Output the data below in full, character for character.
-- TASK INPUT start --
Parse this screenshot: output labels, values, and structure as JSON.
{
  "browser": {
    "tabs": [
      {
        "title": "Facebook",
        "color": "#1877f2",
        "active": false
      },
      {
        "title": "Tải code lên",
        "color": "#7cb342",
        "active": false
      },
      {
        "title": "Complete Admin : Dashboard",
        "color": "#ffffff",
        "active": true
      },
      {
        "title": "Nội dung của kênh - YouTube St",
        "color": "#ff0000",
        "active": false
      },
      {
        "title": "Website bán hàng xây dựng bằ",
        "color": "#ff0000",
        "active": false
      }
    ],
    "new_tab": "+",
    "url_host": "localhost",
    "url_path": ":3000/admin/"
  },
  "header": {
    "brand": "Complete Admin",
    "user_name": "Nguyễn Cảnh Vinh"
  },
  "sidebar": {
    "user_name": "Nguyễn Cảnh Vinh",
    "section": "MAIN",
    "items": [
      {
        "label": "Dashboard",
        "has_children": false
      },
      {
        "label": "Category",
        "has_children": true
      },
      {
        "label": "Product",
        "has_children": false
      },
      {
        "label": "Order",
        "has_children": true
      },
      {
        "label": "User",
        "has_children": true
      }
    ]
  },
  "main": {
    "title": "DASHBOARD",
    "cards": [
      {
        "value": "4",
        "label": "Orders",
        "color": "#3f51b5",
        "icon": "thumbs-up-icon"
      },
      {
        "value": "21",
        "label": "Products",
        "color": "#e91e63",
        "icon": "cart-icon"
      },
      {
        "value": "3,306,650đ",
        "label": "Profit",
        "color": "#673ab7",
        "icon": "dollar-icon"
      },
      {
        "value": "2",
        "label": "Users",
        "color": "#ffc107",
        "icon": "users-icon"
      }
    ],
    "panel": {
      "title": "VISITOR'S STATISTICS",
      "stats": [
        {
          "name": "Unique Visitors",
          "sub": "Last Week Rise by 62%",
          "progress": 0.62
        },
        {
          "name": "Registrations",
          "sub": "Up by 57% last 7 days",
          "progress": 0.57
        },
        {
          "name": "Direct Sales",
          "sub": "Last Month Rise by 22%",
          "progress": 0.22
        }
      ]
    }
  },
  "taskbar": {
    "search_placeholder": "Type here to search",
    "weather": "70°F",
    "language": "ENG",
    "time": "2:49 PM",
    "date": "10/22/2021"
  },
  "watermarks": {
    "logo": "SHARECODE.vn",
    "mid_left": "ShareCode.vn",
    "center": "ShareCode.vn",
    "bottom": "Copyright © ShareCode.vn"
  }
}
-- TASK INPUT end --
SOLUTION FOR THIS TASK:
Parse this screenshot: output labels, values, and structure as JSON.
{
  "browser": {
    "tabs": [
      {
        "title": "Facebook",
        "color": "#1877f2",
        "active": false
      },
      {
        "title": "Tải code lên",
        "color": "#7cb342",
        "active": false
      },
      {
        "title": "Complete Admin : Dashboard",
        "color": "#ffffff",
        "active": true
      },
      {
        "title": "Nội dung của kênh - YouTube St",
        "color": "#ff0000",
        "active": false
      },
      {
        "title": "Website bán hàng xây dựng bằ",
        "color": "#ff0000",
        "active": false
      }
    ],
    "new_tab": "+",
    "url_host": "localhost",
    "url_path": ":3000/admin/"
  },
  "header": {
    "brand": "Complete Admin",
    "user_name": "Nguyễn Cảnh Vinh"
  },
  "sidebar": {
    "user_name": "Nguyễn Cảnh Vinh",
    "section": "MAIN",
    "items": [
      {
        "label": "Dashboard",
        "has_children": false
      },
      {
        "label": "Category",
        "has_children": true
      },
      {
        "label": "Product",
        "has_children": false
      },
      {
        "label": "Order",
        "has_children": true
      },
      {
        "label": "User",
        "has_children": true
      }
    ]
  },
  "main": {
    "title": "DASHBOARD",
    "cards": [
      {
        "value": "4",
        "label": "Orders",
        "color": "#3f51b5",
        "icon": "thumbs-up-icon"
      },
      {
        "value": "21",
        "label": "Products",
        "color": "#e91e63",
        "icon": "cart-icon"
      },
      {
        "value": "3,306,650đ",
        "label": "Profit",
        "color": "#673ab7",
        "icon": "dollar-icon"
      },
      {
        "value": "2",
        "label": "Users",
        "color": "#ffc107",
        "icon": "users-icon"
      }
    ],
    "panel": {
      "title": "VISITOR'S STATISTICS",
      "stats": [
        {
          "name": "Unique Visitors",
          "sub": "Last Week Rise by 62%",
          "progress": 0.62
        },
        {
          "name": "Registrations",
          "sub": "Up by 57% last 7 days",
          "progress": 0.57
        },
        {
          "name": "Direct Sales",
          "sub": "Last Month Rise by 22%",
          "progress": 0.22
        }
      ]
    }
  },
  "taskbar": {
    "search_placeholder": "Type here to search",
    "weather": "70°F",
    "language": "ENG",
    "time": "2:49 PM",
    "date": "10/22/2021"
  },
  "watermarks": {
    "logo": "SHARECODE.vn",
    "mid_left": "ShareCode.vn",
    "center": "ShareCode.vn",
    "bottom": "Copyright © ShareCode.vn"
  }
}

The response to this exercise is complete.